— TEXT SEGMENT —
***

Princess Kate was subject to frenzied paparazzi harassment for six years in which she did not have police protection because she was yet to marry Prince William.
Prince Harry and Meghan Markle have regularly spoken about their mistreatment at the hands of Britain’s tabloid press, though less attention has been paid to a particularly difficult period in Kate’s pre-royal life.
For example, Meghan said during her Oprah Winfrey interview in March 2021 that the media were “rude” to Kate but that this was less bad than her own experiences of racism.
Meghan’s experiences may have been bad indeed, but Kate’s may at the same time also have gone significantly beyond rudeness. In fact, if a recently disclosed filing in Prince Harry’s latest lawsuit against the Daily Mail is to be believed, it could even have involved the unlawful breach of her privacy by private detectives, though the newspaper has denied Harry’s allegations.
It may be that measuring Kate’s experiences of harassment against Meghan’s is ill advised for both sides, but needless to say, Kate endured the searing heat of press intrusion without police protection for longer than her sister-in-law’s entire royal career.
That time period does not diminish Meghan’s experiences, but rather it highlights that Kate’s own story will contain many difficult moments she has never, and likely will never, discuss.

***

— AVAILABLE RECORDS —
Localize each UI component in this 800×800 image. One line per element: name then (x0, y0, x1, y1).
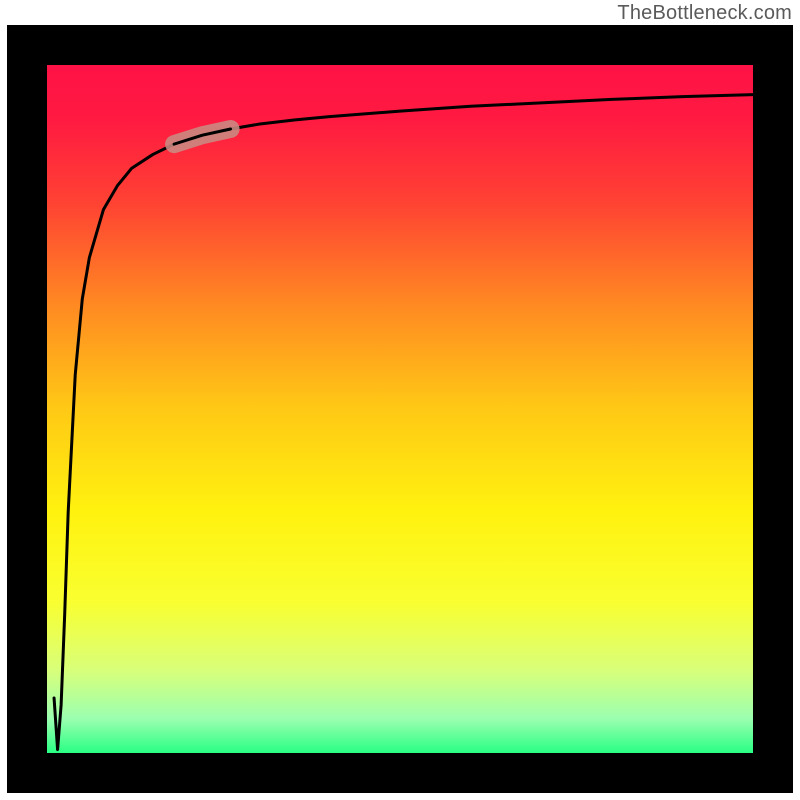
plot-background (47, 65, 753, 753)
attribution-text: TheBottleneck.com (617, 2, 792, 25)
chart-container: TheBottleneck.com (0, 0, 800, 800)
bottleneck-chart (0, 0, 800, 800)
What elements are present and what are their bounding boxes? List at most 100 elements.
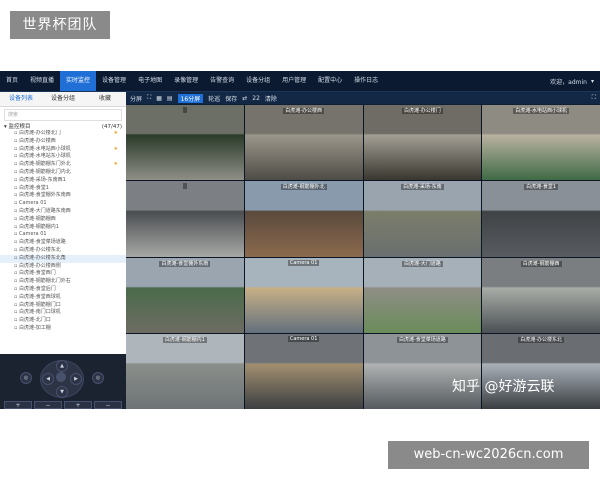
tree-item[interactable]: ▫ 白虎滩-办公楼西 [0, 138, 126, 146]
user-greeting[interactable]: 欢迎，admin [550, 77, 587, 86]
tree-item[interactable]: ▫ 白虎滩-钢筋棚内1 [0, 224, 126, 232]
camera-feed[interactable]: 白虎滩-办公楼东北 [482, 333, 600, 409]
tree-item-label: 白虎滩-办公楼东北角 [18, 254, 66, 261]
tree-item[interactable]: ▫ 白虎滩-大门道路东南西 [0, 208, 126, 216]
ptz-center-button[interactable] [56, 372, 66, 382]
tab-favorites[interactable]: 收藏 [84, 92, 126, 106]
focus-minus-button[interactable]: − [34, 401, 62, 409]
camera-label: 白虎滩-办公楼东北 [518, 336, 565, 343]
tree-item-label: 白虎滩-食堂菜场道路 [18, 239, 66, 246]
top-navigation-bar: 首页 视频直播 实时监控 设备管理 电子地图 录像管理 告警查询 设备分组 用户管理 配置中心 操作… [0, 71, 600, 92]
tree-item[interactable]: ▫ 白虎滩-钢筋棚东门外北 ★ [0, 161, 126, 169]
camera-feed[interactable]: 白虎滩-食堂菜场道路 [363, 333, 482, 409]
camera-feed[interactable]: 白虎滩-办公楼门 [363, 105, 482, 181]
camera-feed[interactable]: 白虎滩-大门道路 [363, 257, 482, 333]
tree-item[interactable]: ▫ 白虎滩-食堂西球机 [0, 294, 126, 302]
camera-feed[interactable]: 白虎滩-钢筋棚西 [482, 257, 600, 333]
layout-4-icon[interactable]: ▦ [156, 95, 162, 102]
footer-url-badge: web-cn-wc2026cn.com [388, 441, 589, 469]
tree-item[interactable]: ▫ 白虎滩-南门口球机 [0, 309, 126, 317]
arrow-down-icon[interactable]: ▼ [56, 386, 68, 398]
tree-item[interactable]: ▫ 白虎滩-食堂菜场道路 [0, 239, 126, 247]
nav-item[interactable]: 设备管理 [96, 71, 132, 91]
camera-feed[interactable]: Camera 01 [244, 257, 363, 333]
tree-item[interactable]: ▫ 白虎滩-食堂棚外东南西 [0, 192, 126, 200]
nav-item[interactable]: 配置中心 [312, 71, 348, 91]
camera-label: 白虎滩-钢筋棚内1 [162, 336, 207, 343]
tree-item-label: 白虎滩-办公楼东北 [18, 246, 61, 253]
tree-item[interactable]: ▫ 白虎滩-办公楼北门 ★ [0, 130, 126, 138]
nav-item[interactable]: 电子地图 [132, 71, 168, 91]
zoom-out-icon[interactable]: ◎ [92, 372, 104, 384]
device-search-input[interactable]: 搜索 [4, 109, 122, 121]
camera-label: 白虎滩-办公楼门 [401, 108, 443, 114]
nav-item[interactable]: 首页 [0, 71, 24, 91]
chevron-down-icon[interactable]: ▾ [591, 78, 594, 85]
focus-plus-button[interactable]: + [4, 401, 32, 409]
favorite-star-icon[interactable]: ★ [114, 130, 118, 138]
tree-item-label: 白虎滩-水电站东小球机 [18, 153, 71, 160]
tree-item[interactable]: ▫ 白虎滩-食堂后门 [0, 286, 126, 294]
clear-button[interactable]: 清除 [265, 94, 277, 103]
tree-item-label: 白虎滩-食堂后门 [18, 285, 56, 292]
zoom-in-icon[interactable]: ◎ [20, 372, 32, 384]
tree-item[interactable]: ▫ Camera 01 [0, 231, 126, 239]
camera-feed[interactable]: 白虎滩-食堂1 [482, 181, 600, 257]
tree-item[interactable]: ▫ 白虎滩-北门口 [0, 317, 126, 325]
tree-item[interactable]: ▫ 白虎滩-钢筋棚西 [0, 216, 126, 224]
arrow-up-icon[interactable]: ▲ [56, 360, 68, 372]
camera-feed[interactable]: 白虎滩-采场-东南 [363, 181, 482, 257]
camera-feed[interactable]: 白虎滩-钢筋棚内1 [126, 333, 244, 409]
nav-item[interactable]: 用户管理 [276, 71, 312, 91]
camera-feed[interactable] [126, 105, 244, 181]
tree-item[interactable]: ▫ 白虎滩-食堂西门 [0, 270, 126, 278]
camera-label: 白虎滩-食堂棚外东南 [159, 260, 211, 267]
tree-item[interactable]: ▫ 白虎滩-办公楼东北角 [0, 254, 126, 263]
top-left-title-badge: 世界杯团队 [10, 11, 110, 39]
tree-item-label: 白虎滩-南门口球机 [18, 309, 61, 316]
camera-feed[interactable]: 白虎滩-钢筋棚外北 [244, 181, 363, 257]
nav-item[interactable]: 实时监控 [60, 71, 97, 91]
iris-plus-button[interactable]: + [64, 401, 92, 409]
camera-feed[interactable] [126, 181, 244, 257]
save-button[interactable]: 保存 [225, 94, 237, 103]
layout-1-icon[interactable]: ⛶ [147, 94, 151, 102]
iris-minus-button[interactable]: − [94, 401, 122, 409]
nav-item[interactable]: 视频直播 [24, 71, 60, 91]
favorite-star-icon[interactable]: ★ [114, 161, 118, 169]
camera-feed[interactable]: 白虎滩-水电站西小球机 [482, 105, 600, 181]
nav-item[interactable]: 告警查询 [204, 71, 240, 91]
tree-item[interactable]: ▫ 白虎滩-办公楼东北 [0, 247, 126, 255]
interval-value[interactable]: 22 [252, 95, 260, 102]
tree-item-label: 白虎滩-钢筋棚北门内北 [18, 168, 71, 175]
tree-item-label: 白虎滩-钢筋棚北门外右 [18, 278, 71, 285]
tree-item-label: 白虎滩-钢筋棚西 [18, 215, 56, 222]
camera-feed[interactable]: 白虎滩-食堂棚外东南 [126, 257, 244, 333]
split-select[interactable]: 16分屏 [177, 93, 204, 103]
camera-feed[interactable]: Camera 01 [244, 333, 363, 409]
nav-item[interactable]: 录像管理 [168, 71, 204, 91]
arrow-right-icon[interactable]: ▶ [70, 373, 82, 385]
tab-device-group[interactable]: 设备分组 [42, 92, 84, 106]
camera-label: 白虎滩-钢筋棚西 [520, 260, 562, 267]
fullscreen-icon[interactable]: ⛶ [592, 94, 596, 102]
nav-item[interactable]: 操作日志 [348, 71, 384, 91]
tab-device-list[interactable]: 设备列表 [0, 92, 42, 106]
camera-label: 白虎滩-钢筋棚外北 [280, 184, 327, 191]
poll-button[interactable]: 轮巡 [208, 94, 220, 103]
tree-item[interactable]: ▫ 白虎滩-采场-东南西1 [0, 177, 126, 185]
camera-feed[interactable]: 白虎滩-办公楼西 [244, 105, 363, 181]
tree-item[interactable]: ▫ Camera 01 [0, 200, 126, 208]
tree-item-label: 白虎滩-采场-东南西1 [18, 176, 66, 183]
favorite-star-icon[interactable]: ★ [114, 146, 118, 154]
tree-item[interactable]: ▫ 白虎滩-钢筋棚北门外右 [0, 278, 126, 286]
tree-item-label: 白虎滩-办公楼北门 [18, 130, 61, 136]
arrow-left-icon[interactable]: ◀ [42, 373, 54, 385]
ptz-control-panel: ▲ ▼ ◀ ▶ ◎ ◎ + − + − 100 [0, 354, 126, 409]
layout-9-icon[interactable]: ▤ [167, 95, 173, 102]
tree-item[interactable]: ▫ 白虎滩-加工棚 [0, 325, 126, 333]
interval-arrow-icon[interactable]: ⇄ [242, 95, 247, 102]
tree-item[interactable]: ▫ 白虎滩-钢筋棚北门内北 [0, 169, 126, 177]
camera-label: 白虎滩-水电站西小球机 [513, 108, 570, 114]
nav-item[interactable]: 设备分组 [240, 71, 276, 91]
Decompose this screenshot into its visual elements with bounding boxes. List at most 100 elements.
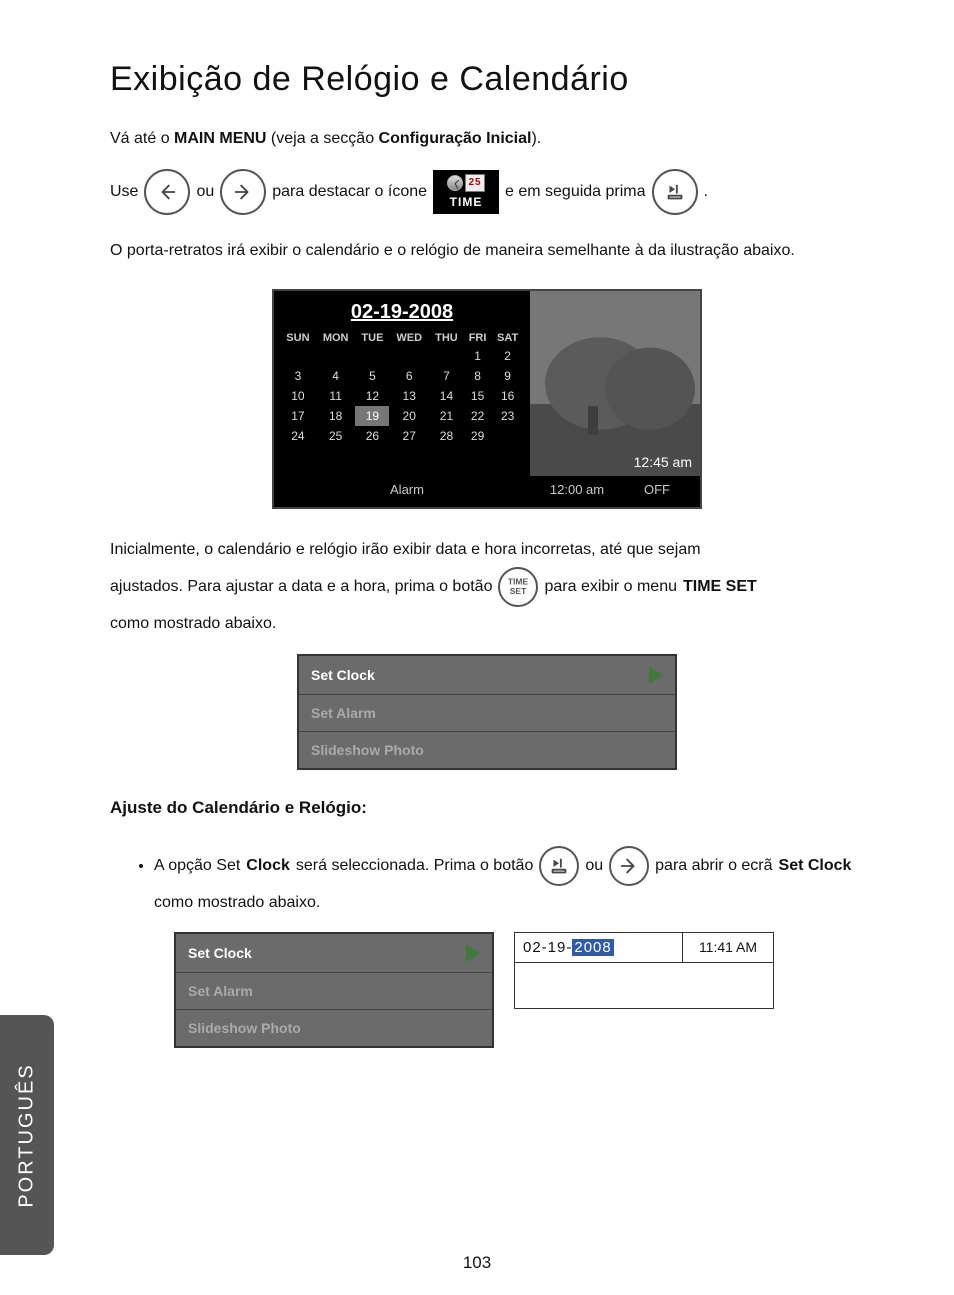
- page-title: Exibição de Relógio e Calendário: [110, 60, 864, 99]
- calendar-cell: 11: [316, 386, 356, 406]
- time-set-menu: Set Clock Set Alarm Slideshow Photo: [174, 932, 494, 1048]
- menu-item-set-clock: Set Clock: [176, 934, 492, 972]
- time-menu-icon: 25 TIME: [433, 170, 499, 214]
- text: ajustados. Para ajustar a data e a hora,…: [110, 576, 492, 598]
- subheading: Ajuste do Calendário e Relógio:: [110, 798, 864, 818]
- calendar-cell: 23: [491, 406, 524, 426]
- text: (veja a secção: [266, 130, 378, 147]
- text: como mostrado abaixo.: [110, 613, 276, 635]
- calendar-cell: 25: [316, 426, 356, 446]
- time-set-button-icon: TIME SET: [498, 567, 538, 607]
- calendar-cell: 17: [280, 406, 316, 426]
- intro-paragraph: Vá até o MAIN MENU (veja a secção Config…: [110, 127, 864, 151]
- triangle-right-icon: [649, 666, 663, 684]
- calendar-cell: [429, 346, 464, 366]
- menu-item-label: Set Clock: [188, 945, 252, 961]
- calendar-cell: 27: [389, 426, 429, 446]
- calendar-cell: 12: [355, 386, 389, 406]
- play-pause-icon: [652, 169, 698, 215]
- alarm-label: Alarm: [282, 482, 532, 497]
- dow-header: MON: [316, 330, 356, 346]
- paragraph: O porta-retratos irá exibir o calendário…: [110, 239, 864, 263]
- time-icon-label: TIME: [450, 195, 483, 209]
- text: ).: [531, 130, 541, 147]
- page-number: 103: [0, 1253, 954, 1273]
- arrow-left-icon: [144, 169, 190, 215]
- calendar-cell: 22: [464, 406, 491, 426]
- calendar-cell: 19: [355, 406, 389, 426]
- calendar-cell: [355, 346, 389, 366]
- text: para destacar o ícone: [272, 181, 427, 203]
- calendar-cell: 9: [491, 366, 524, 386]
- menu-item-set-alarm: Set Alarm: [299, 694, 675, 731]
- calendar-cell: 21: [429, 406, 464, 426]
- arrow-right-icon: [220, 169, 266, 215]
- menu-item-label: Slideshow Photo: [311, 742, 424, 758]
- set-clock-panel: 02-19-2008 11:41 AM: [514, 932, 774, 1009]
- dow-header: SAT: [491, 330, 524, 346]
- text-bold: Clock: [246, 855, 290, 877]
- text: ou: [196, 181, 214, 203]
- calendar-cell: [316, 346, 356, 366]
- calendar-cell: 6: [389, 366, 429, 386]
- panel-blank-row: [514, 963, 774, 1009]
- menu-item-label: Set Alarm: [311, 705, 376, 721]
- language-label: PORTUGUÊS: [16, 1063, 39, 1207]
- calendar-icon: 25: [465, 174, 485, 192]
- dow-header: WED: [389, 330, 429, 346]
- calendar-cell: [280, 346, 316, 366]
- text: Vá até o: [110, 130, 174, 147]
- calendar-cell: 13: [389, 386, 429, 406]
- calendar-cell: [389, 346, 429, 366]
- play-pause-icon: [539, 846, 579, 886]
- calendar-cell: 8: [464, 366, 491, 386]
- calendar-date: 02-19-2008: [280, 301, 524, 324]
- time-set-menu: Set Clock Set Alarm Slideshow Photo: [297, 654, 677, 770]
- calendar-cell: 29: [464, 426, 491, 446]
- instruction-line: Use ou para destacar o ícone 25 TIME e e…: [110, 169, 864, 215]
- calendar-cell: 2: [491, 346, 524, 366]
- clock-icon: [447, 175, 463, 191]
- photo-thumbnail: 12:45 am: [530, 291, 700, 476]
- text: A opção Set: [154, 855, 240, 877]
- paragraph: Inicialmente, o calendário e relógio irã…: [110, 539, 864, 561]
- calendar-cell: 24: [280, 426, 316, 446]
- calendar-cell: 14: [429, 386, 464, 406]
- calendar-cell: [491, 426, 524, 446]
- calendar-cell: 1: [464, 346, 491, 366]
- list-item: A opção Set Clock será seleccionada. Pri…: [154, 846, 864, 914]
- menu-item-label: Set Alarm: [188, 983, 253, 999]
- calendar-cell: 16: [491, 386, 524, 406]
- menu-item-label: Slideshow Photo: [188, 1020, 301, 1036]
- dow-header: THU: [429, 330, 464, 346]
- calendar-cell: 26: [355, 426, 389, 446]
- text-bold: MAIN MENU: [174, 130, 266, 147]
- text: Use: [110, 181, 138, 203]
- text: Inicialmente, o calendário e relógio irã…: [110, 539, 701, 561]
- triangle-right-icon: [466, 944, 480, 962]
- text-bold: Set Clock: [779, 855, 852, 877]
- dow-header: SUN: [280, 330, 316, 346]
- text: ou: [585, 855, 603, 877]
- menu-item-set-alarm: Set Alarm: [176, 972, 492, 1009]
- text: e em seguida prima: [505, 181, 646, 203]
- text-bold: TIME SET: [683, 576, 757, 598]
- menu-item-label: Set Clock: [311, 667, 375, 683]
- text: .: [704, 181, 708, 203]
- menu-item-slideshow-photo: Slideshow Photo: [299, 731, 675, 768]
- text: para exibir o menu: [544, 576, 677, 598]
- calendar-clock-screenshot: 02-19-2008 SUN MON TUE WED THU FRI SAT 1…: [272, 289, 702, 509]
- menu-item-set-clock: Set Clock: [299, 656, 675, 694]
- time-field: 11:41 AM: [683, 933, 773, 962]
- calendar-cell: 3: [280, 366, 316, 386]
- arrow-right-icon: [609, 846, 649, 886]
- calendar-grid: SUN MON TUE WED THU FRI SAT 123456789101…: [280, 330, 524, 446]
- text: será seleccionada. Prima o botão: [296, 855, 533, 877]
- menu-item-slideshow-photo: Slideshow Photo: [176, 1009, 492, 1046]
- calendar-cell: 20: [389, 406, 429, 426]
- language-tab: PORTUGUÊS: [0, 1015, 54, 1255]
- text: como mostrado abaixo.: [154, 892, 320, 914]
- dow-header: FRI: [464, 330, 491, 346]
- text-bold: Configuração Inicial: [379, 130, 532, 147]
- alarm-state: OFF: [622, 482, 692, 497]
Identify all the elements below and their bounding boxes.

***

— PARTS OF THE EXERCISE —
(a) Could you copy the entries from their start through the line containing "What elements are", with both ends included and the pictures left out?
(b) How would you go on with the article about Kate's press harassment before her marriage, picking up from its final sentence?

— RESULTS OF THE TASKS —
(a)
Localize each UI component in this 800×800 image. One line per element: name then (x0, y0, x1, y1).
plot-background (47, 65, 753, 753)
attribution-text: TheBottleneck.com (617, 2, 792, 25)
chart-container: TheBottleneck.com (0, 0, 800, 800)
bottleneck-chart (0, 0, 800, 800)
What elements are present and what are their bounding boxes? List at most 100 elements.

(b)
The Princess of Wales was an unprotected target for the paparazzi from 2005 when she graduated university to 2011 when she married and finally got her own police bodyguards. And private detectives were allegedly providing newspapers with information about her longer ago even than that.
Meghan was in the same position for two years from the announcement of her relationship to Harry in 2016 through to their wedding in 2018. She then had two years as a working royal before quitting the palace in 2020 after a breakdown in royal relations and relentlessly negative coverage in the U.K. media.
What Meghan Markle Said About Princess Kate
Meghan told Oprah Winfrey: “Kate was called Waity Katie, waiting to marry William. While I imagine that was really hard, and I do, I can’t picture what that felt like … this is not the same.”
“And if a member of his [Harry’s] family will comfortably say we’ve all had to deal with things that are rude,” she continued. “Rude and racist are not the same.”
The Duchess of Sussex was arguing at the time for greater support from the royals and some may well think she should have got it.
That issue aside, however, it is worth noting that Meghan’s account of Kate’s tough experiences with the press barely scratched the surface.
Kate’s long wait to marry William carried far greater significance than Meghan suggested because during that period she was not afforded a police protection team, since she was not yet a working royal.
And the latest sign of just how hard that pre-royal phase was has in fact come from a recent filing by Harry’s own legal team.
The prince’s phone hacking lawsuit against the Daily Mail references invoices suggesting the tabloid paid a private detective to provide information on Kate. The Mail said in a May statement: “The claims are preposterous and without foundation.”
That included her cell phone number, obtained from a “friends and family list,” of the numbers frequently called from a landline phone, presumably at her family home.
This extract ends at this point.